── AVAILABLE RECORDS ──

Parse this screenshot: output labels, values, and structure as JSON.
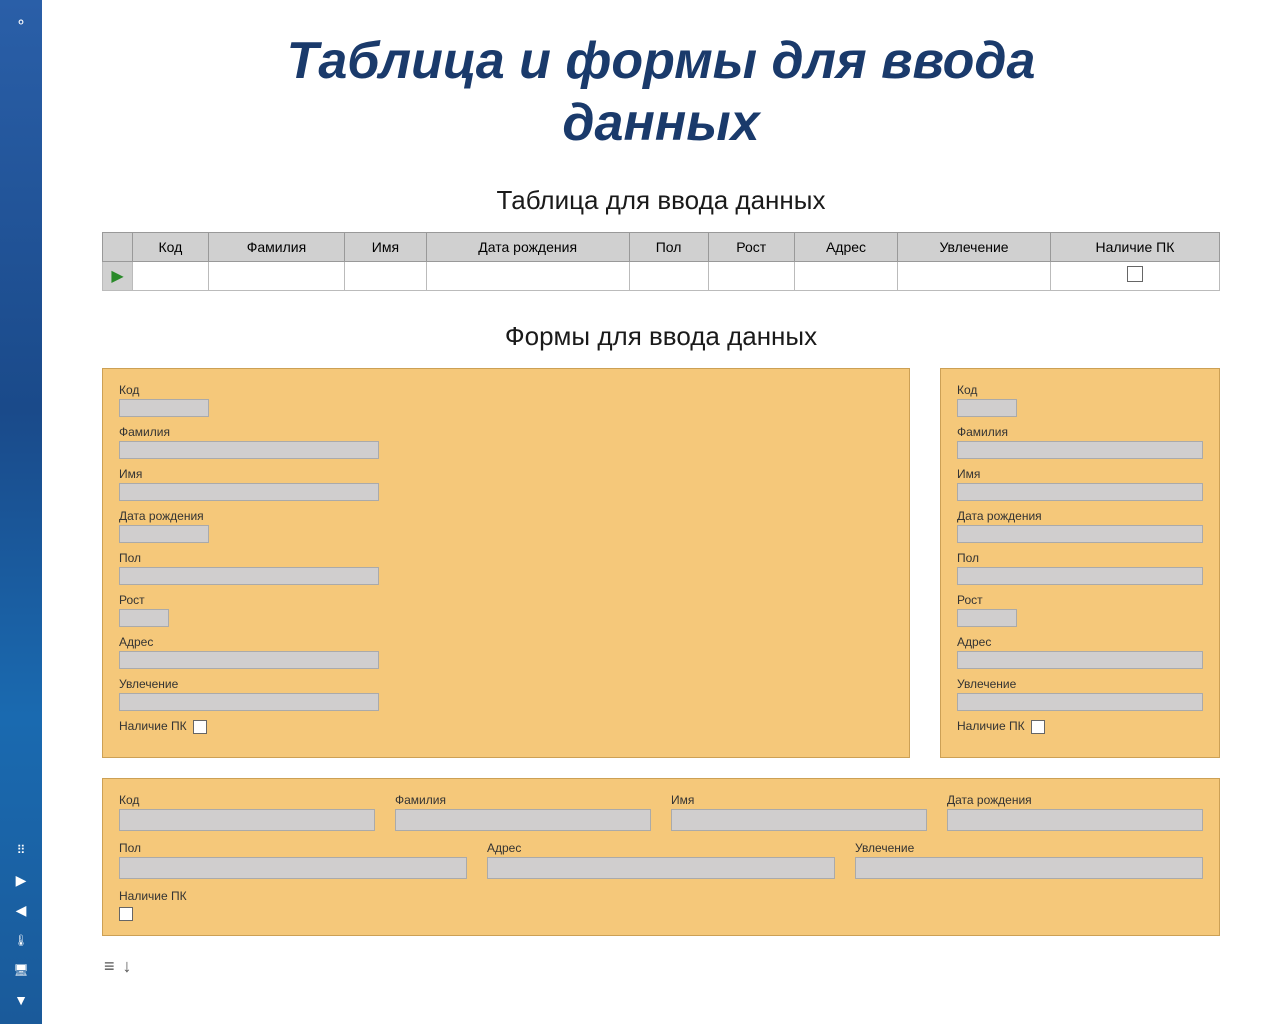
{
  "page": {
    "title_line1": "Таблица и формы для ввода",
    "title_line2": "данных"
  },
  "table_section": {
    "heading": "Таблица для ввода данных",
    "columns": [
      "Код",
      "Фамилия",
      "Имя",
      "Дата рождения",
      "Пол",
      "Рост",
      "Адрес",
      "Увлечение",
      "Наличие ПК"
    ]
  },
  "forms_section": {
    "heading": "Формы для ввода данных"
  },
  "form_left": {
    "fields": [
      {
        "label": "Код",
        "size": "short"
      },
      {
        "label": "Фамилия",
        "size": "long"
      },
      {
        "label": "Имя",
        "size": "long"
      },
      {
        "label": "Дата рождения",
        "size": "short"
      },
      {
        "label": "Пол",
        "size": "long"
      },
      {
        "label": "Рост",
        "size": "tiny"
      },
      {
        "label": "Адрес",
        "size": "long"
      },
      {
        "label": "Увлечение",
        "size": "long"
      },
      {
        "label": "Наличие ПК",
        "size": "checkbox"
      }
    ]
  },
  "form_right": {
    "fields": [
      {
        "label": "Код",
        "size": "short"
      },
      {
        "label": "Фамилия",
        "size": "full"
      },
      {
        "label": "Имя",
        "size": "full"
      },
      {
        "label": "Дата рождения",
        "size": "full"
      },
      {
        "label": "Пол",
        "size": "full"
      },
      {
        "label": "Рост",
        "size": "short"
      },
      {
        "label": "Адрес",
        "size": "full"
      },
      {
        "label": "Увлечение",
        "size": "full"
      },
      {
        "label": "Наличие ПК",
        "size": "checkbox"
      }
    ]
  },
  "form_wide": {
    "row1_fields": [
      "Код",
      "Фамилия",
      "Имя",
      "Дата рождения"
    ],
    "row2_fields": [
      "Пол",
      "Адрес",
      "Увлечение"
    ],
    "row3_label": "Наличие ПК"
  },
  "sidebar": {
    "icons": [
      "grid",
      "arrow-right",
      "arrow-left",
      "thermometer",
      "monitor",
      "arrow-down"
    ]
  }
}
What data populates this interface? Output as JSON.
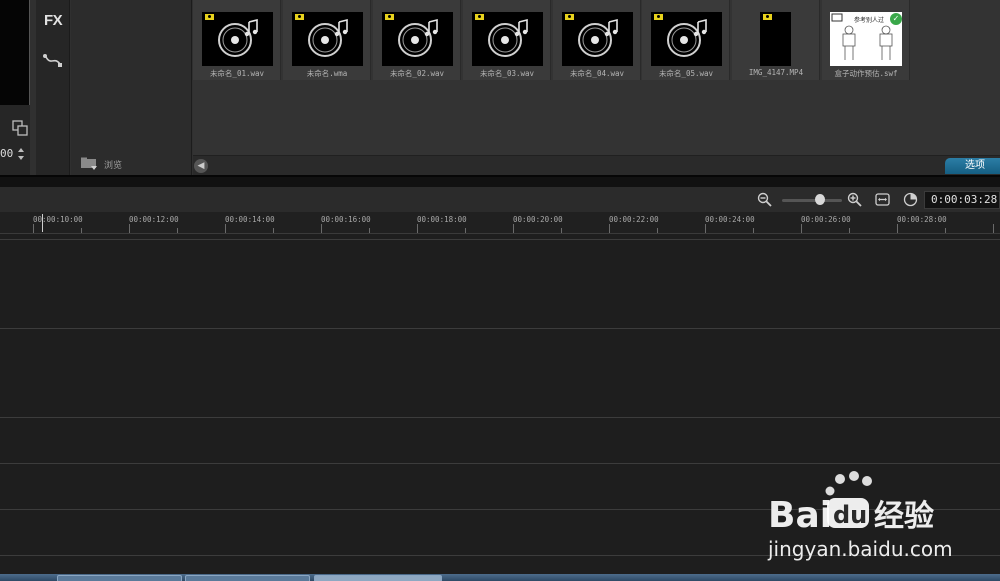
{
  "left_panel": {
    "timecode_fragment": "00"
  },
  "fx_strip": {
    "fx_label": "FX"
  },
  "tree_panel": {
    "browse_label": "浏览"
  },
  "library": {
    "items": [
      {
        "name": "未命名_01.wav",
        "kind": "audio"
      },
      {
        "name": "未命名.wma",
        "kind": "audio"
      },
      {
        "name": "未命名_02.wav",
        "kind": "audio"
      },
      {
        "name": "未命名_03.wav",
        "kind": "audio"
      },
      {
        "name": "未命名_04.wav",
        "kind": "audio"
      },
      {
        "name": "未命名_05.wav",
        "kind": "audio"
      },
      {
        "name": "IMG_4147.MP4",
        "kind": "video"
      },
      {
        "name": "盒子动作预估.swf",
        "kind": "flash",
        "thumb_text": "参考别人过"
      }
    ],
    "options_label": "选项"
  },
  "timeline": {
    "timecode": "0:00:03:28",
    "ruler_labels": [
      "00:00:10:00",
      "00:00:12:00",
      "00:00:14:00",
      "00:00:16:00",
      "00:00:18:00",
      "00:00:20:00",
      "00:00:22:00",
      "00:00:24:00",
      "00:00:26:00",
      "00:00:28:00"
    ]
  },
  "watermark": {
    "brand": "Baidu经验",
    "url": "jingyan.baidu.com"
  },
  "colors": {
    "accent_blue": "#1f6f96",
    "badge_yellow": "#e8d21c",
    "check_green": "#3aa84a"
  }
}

───

GOAL ▸ Repeat the material verbatim. Do not carry over any picture.

COMPLETED TASK ▸
Parse this screenshot: output labels, values, and structure as JSON.
{
  "page": {
    "title_line1": "Таблица и формы для ввода",
    "title_line2": "данных"
  },
  "table_section": {
    "heading": "Таблица для ввода данных",
    "columns": [
      "Код",
      "Фамилия",
      "Имя",
      "Дата рождения",
      "Пол",
      "Рост",
      "Адрес",
      "Увлечение",
      "Наличие ПК"
    ]
  },
  "forms_section": {
    "heading": "Формы для ввода данных"
  },
  "form_left": {
    "fields": [
      {
        "label": "Код",
        "size": "short"
      },
      {
        "label": "Фамилия",
        "size": "long"
      },
      {
        "label": "Имя",
        "size": "long"
      },
      {
        "label": "Дата рождения",
        "size": "short"
      },
      {
        "label": "Пол",
        "size": "long"
      },
      {
        "label": "Рост",
        "size": "tiny"
      },
      {
        "label": "Адрес",
        "size": "long"
      },
      {
        "label": "Увлечение",
        "size": "long"
      },
      {
        "label": "Наличие ПК",
        "size": "checkbox"
      }
    ]
  },
  "form_right": {
    "fields": [
      {
        "label": "Код",
        "size": "short"
      },
      {
        "label": "Фамилия",
        "size": "full"
      },
      {
        "label": "Имя",
        "size": "full"
      },
      {
        "label": "Дата рождения",
        "size": "full"
      },
      {
        "label": "Пол",
        "size": "full"
      },
      {
        "label": "Рост",
        "size": "short"
      },
      {
        "label": "Адрес",
        "size": "full"
      },
      {
        "label": "Увлечение",
        "size": "full"
      },
      {
        "label": "Наличие ПК",
        "size": "checkbox"
      }
    ]
  },
  "form_wide": {
    "row1_fields": [
      "Код",
      "Фамилия",
      "Имя",
      "Дата рождения"
    ],
    "row2_fields": [
      "Пол",
      "Адрес",
      "Увлечение"
    ],
    "row3_label": "Наличие ПК"
  },
  "sidebar": {
    "icons": [
      "grid",
      "arrow-right",
      "arrow-left",
      "thermometer",
      "monitor",
      "arrow-down"
    ]
  }
}
What data populates this interface? Output as JSON.
{
  "left_panel": {
    "timecode_fragment": "00"
  },
  "fx_strip": {
    "fx_label": "FX"
  },
  "tree_panel": {
    "browse_label": "浏览"
  },
  "library": {
    "items": [
      {
        "name": "未命名_01.wav",
        "kind": "audio"
      },
      {
        "name": "未命名.wma",
        "kind": "audio"
      },
      {
        "name": "未命名_02.wav",
        "kind": "audio"
      },
      {
        "name": "未命名_03.wav",
        "kind": "audio"
      },
      {
        "name": "未命名_04.wav",
        "kind": "audio"
      },
      {
        "name": "未命名_05.wav",
        "kind": "audio"
      },
      {
        "name": "IMG_4147.MP4",
        "kind": "video"
      },
      {
        "name": "盒子动作预估.swf",
        "kind": "flash",
        "thumb_text": "参考别人过"
      }
    ],
    "options_label": "选项"
  },
  "timeline": {
    "timecode": "0:00:03:28",
    "ruler_labels": [
      "00:00:10:00",
      "00:00:12:00",
      "00:00:14:00",
      "00:00:16:00",
      "00:00:18:00",
      "00:00:20:00",
      "00:00:22:00",
      "00:00:24:00",
      "00:00:26:00",
      "00:00:28:00"
    ]
  },
  "watermark": {
    "brand": "Baidu经验",
    "url": "jingyan.baidu.com"
  },
  "colors": {
    "accent_blue": "#1f6f96",
    "badge_yellow": "#e8d21c",
    "check_green": "#3aa84a"
  }
}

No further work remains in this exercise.